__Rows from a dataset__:
+---+
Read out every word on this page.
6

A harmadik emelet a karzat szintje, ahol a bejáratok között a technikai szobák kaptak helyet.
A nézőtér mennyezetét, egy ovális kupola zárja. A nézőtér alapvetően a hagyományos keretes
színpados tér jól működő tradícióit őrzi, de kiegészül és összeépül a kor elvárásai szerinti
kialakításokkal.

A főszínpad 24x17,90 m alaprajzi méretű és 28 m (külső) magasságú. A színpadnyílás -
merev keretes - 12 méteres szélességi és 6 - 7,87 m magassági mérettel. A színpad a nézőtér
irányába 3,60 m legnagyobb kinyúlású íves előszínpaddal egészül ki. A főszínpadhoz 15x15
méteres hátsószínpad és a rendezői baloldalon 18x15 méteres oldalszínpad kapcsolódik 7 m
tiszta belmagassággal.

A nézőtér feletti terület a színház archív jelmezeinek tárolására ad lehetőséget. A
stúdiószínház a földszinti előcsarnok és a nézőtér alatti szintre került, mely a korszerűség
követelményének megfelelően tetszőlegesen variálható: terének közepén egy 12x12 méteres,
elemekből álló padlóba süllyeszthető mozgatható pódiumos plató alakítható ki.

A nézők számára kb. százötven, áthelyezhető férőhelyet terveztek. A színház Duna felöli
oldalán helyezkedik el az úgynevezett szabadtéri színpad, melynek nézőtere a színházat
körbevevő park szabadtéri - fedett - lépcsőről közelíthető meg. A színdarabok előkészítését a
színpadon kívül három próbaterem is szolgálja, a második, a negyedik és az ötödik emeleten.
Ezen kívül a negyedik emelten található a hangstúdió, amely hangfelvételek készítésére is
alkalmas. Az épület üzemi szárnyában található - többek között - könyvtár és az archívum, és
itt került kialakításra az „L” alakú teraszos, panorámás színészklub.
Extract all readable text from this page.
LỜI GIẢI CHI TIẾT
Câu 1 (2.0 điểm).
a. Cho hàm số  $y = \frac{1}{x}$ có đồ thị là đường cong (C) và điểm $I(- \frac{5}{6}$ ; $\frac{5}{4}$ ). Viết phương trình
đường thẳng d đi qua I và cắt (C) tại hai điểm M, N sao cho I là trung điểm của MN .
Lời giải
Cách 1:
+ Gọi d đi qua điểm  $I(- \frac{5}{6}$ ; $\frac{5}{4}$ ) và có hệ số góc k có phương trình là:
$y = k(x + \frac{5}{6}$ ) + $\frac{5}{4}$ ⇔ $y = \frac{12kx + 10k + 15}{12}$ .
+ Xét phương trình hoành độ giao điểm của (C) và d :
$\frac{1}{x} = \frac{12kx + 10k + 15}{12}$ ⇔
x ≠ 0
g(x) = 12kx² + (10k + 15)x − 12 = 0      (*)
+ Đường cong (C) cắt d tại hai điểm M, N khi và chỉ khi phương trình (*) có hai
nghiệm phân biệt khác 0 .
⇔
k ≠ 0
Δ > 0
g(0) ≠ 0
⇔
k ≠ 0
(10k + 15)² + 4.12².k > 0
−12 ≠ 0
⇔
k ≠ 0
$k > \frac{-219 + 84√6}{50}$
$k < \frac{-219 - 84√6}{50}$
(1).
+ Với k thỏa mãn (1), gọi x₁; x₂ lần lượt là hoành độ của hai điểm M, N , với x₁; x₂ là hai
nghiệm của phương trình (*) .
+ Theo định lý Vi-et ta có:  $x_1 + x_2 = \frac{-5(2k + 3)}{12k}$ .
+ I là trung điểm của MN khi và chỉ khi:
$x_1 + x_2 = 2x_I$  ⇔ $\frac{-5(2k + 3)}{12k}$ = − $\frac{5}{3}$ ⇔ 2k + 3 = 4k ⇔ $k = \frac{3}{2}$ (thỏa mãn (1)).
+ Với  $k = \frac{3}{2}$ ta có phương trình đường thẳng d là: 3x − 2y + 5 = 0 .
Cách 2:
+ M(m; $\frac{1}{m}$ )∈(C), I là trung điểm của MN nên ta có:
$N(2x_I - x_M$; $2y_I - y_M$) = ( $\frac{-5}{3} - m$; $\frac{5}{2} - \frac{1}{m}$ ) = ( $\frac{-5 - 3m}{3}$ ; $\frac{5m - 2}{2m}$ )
+---+
__What is being asked__: In the entries above, count each line with "nghiệm"; reply with the total only.

__Answer to this task__: 2